** УСЛОВИЕ ЗАДАНИЯ **
Можете дословно переписать весь отрывок о Гибсоне и «Графе Ноль», ничего в нем не меняя?

** ПРЕДЛОЖЕННЫЙ ОТРЫВОК **
Конструктам свойственно повторяться (Гибсон). Будущее взломало Гибсона. «Пахло холодным металлом. Лед приятно холодил позвоночник» (Гибсон). Он напуган и пытается сбежать. В тот миг, когда он проигрывает время вспять, смертельный ужас сворачивается вовнутрь, и матрица разбирает саму себя на части до тех пор, пока не оборачивается Вуду.
«Граф Ноль» тщательно формулирует киберготический сцеп, конденсируя цифровую преисподнюю на черное зеркало. Загрузка человека из нейтральной среды в инфосеть и закачка Займа из инфосети в нейтральную среду образуют прямое соответствие с фазами цепи, объединяя перемещение и владение. В безусловной плексии (plexion) чередований «хакер-исследование=вуду-вторжение», «К‑функция» (Делез и Гваттари).

** ПРЕДОСТАВЛЕННЫЕ МАТЕРИАЛЫ **
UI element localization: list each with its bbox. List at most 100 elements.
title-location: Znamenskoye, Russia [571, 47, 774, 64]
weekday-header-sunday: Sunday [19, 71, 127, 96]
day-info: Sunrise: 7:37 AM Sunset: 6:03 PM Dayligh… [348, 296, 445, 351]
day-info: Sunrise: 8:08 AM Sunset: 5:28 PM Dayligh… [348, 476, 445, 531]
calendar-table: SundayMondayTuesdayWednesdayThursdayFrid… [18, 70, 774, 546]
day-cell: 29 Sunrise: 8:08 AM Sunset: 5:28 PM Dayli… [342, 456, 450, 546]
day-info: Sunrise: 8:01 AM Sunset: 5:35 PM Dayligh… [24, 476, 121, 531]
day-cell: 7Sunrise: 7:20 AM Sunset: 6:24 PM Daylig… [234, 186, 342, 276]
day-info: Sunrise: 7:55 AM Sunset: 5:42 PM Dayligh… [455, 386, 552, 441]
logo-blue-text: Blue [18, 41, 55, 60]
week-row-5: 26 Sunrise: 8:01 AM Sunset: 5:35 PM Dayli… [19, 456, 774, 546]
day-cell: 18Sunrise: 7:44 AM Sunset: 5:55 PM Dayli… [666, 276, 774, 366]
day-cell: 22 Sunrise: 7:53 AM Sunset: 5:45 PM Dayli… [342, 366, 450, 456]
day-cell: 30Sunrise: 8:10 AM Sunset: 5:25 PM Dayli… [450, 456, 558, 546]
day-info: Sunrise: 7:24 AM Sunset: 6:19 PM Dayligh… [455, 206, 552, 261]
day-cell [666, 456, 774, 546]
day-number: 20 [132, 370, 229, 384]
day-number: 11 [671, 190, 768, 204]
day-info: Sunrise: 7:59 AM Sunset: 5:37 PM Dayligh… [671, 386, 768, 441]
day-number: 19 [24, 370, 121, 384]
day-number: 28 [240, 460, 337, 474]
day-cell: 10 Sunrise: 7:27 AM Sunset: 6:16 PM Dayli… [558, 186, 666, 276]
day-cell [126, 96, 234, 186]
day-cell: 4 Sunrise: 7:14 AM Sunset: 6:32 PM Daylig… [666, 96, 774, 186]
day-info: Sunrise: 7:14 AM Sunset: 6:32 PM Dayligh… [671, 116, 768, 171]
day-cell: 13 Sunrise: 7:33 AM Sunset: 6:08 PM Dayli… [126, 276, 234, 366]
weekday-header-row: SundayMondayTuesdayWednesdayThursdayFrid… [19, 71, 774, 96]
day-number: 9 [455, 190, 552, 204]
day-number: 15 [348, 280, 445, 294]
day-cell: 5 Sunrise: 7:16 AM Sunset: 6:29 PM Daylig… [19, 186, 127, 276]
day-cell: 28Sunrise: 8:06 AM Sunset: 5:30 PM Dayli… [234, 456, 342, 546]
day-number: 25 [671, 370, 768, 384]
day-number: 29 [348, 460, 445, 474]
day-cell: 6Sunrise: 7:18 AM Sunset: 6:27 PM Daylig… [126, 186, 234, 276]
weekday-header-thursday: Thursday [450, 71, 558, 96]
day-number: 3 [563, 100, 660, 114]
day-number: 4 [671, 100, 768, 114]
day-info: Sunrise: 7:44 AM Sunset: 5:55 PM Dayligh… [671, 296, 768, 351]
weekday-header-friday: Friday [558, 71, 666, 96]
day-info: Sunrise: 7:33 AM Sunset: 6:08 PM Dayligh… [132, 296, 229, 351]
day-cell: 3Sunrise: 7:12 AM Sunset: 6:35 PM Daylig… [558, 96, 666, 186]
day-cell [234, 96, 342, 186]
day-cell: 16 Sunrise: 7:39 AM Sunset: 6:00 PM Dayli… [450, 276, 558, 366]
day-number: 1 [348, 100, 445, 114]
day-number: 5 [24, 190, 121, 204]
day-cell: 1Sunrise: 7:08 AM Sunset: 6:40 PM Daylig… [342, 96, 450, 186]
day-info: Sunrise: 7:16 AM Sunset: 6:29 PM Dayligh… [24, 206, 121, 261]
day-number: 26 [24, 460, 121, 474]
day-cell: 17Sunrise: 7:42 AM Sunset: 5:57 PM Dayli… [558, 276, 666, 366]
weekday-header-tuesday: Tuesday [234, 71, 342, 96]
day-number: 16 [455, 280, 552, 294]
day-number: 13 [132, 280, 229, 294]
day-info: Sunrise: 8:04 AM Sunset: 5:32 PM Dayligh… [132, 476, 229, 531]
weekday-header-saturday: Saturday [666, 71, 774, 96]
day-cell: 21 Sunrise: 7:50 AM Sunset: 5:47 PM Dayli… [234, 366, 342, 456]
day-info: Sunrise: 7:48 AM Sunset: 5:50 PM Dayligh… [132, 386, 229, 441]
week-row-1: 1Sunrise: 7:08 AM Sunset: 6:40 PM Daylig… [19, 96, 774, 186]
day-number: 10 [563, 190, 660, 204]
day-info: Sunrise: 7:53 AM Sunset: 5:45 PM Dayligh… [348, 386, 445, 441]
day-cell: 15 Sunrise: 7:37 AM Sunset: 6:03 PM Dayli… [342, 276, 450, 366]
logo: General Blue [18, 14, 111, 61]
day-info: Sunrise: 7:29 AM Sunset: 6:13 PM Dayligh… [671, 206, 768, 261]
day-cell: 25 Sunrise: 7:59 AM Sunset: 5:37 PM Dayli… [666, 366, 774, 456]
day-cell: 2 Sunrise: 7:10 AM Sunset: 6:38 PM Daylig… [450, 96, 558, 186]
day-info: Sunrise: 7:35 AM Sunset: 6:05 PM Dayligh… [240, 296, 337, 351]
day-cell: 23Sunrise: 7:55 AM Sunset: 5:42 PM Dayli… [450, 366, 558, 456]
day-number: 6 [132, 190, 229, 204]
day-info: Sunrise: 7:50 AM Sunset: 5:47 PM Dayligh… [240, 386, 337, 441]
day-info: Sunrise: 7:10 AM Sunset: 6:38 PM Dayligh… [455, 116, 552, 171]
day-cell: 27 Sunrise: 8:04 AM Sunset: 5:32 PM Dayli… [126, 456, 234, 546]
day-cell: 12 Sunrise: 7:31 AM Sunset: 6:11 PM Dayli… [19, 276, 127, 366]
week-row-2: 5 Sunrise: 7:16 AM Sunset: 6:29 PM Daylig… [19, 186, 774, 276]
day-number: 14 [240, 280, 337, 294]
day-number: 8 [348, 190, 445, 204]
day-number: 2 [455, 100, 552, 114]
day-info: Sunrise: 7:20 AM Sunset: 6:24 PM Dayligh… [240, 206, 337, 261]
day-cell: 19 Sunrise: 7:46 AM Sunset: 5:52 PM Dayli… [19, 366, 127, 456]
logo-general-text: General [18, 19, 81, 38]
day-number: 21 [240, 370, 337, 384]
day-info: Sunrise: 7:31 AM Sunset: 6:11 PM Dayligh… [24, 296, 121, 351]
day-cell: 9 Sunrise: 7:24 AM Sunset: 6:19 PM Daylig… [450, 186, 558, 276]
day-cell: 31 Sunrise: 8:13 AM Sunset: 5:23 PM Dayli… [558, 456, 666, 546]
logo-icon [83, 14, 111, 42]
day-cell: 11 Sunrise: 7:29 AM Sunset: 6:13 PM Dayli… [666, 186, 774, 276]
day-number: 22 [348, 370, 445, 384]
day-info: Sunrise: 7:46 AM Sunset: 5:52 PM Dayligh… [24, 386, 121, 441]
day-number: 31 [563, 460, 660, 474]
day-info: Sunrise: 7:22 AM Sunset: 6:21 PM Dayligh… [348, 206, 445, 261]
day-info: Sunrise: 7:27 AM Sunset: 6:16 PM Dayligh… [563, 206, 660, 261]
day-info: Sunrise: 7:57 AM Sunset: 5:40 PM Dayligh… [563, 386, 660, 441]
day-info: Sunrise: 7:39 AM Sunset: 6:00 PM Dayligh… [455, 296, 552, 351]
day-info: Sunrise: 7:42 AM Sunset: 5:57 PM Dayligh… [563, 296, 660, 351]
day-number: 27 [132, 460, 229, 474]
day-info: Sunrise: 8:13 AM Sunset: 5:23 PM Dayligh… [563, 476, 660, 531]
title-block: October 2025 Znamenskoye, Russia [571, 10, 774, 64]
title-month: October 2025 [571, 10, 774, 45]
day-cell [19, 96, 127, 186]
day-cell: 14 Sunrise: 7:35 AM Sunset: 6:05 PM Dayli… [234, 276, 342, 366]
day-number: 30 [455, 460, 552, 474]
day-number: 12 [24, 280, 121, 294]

** РЕШЕНИЕ ЗАДАНИЯ **
Конструктам свойственно повторяться (Гибсон). Будущее взломало Гибсона. «Пахло холодным металлом. Лед приятно холодил позвоночник» (Гибсон). Он напуган и пытается сбежать. В тот миг, когда он проигрывает время вспять, смертельный ужас сворачивается вовнутрь, и матрица разбирает саму себя на части до тех пор, пока не оборачивается Вуду.
«Граф Ноль» тщательно формулирует киберготический сцеп, конденсируя цифровую преисподнюю на черное зеркало. Загрузка человека из нейтральной среды в инфосеть и закачка Займа из инфосети в нейтральную среду образуют прямое соответствие с фазами цепи, объединяя перемещение и владение. В безусловной плексии (plexion) чередований «хакер-исследование=вуду-вторжение», «К‑функция» (Делез и Гваттари).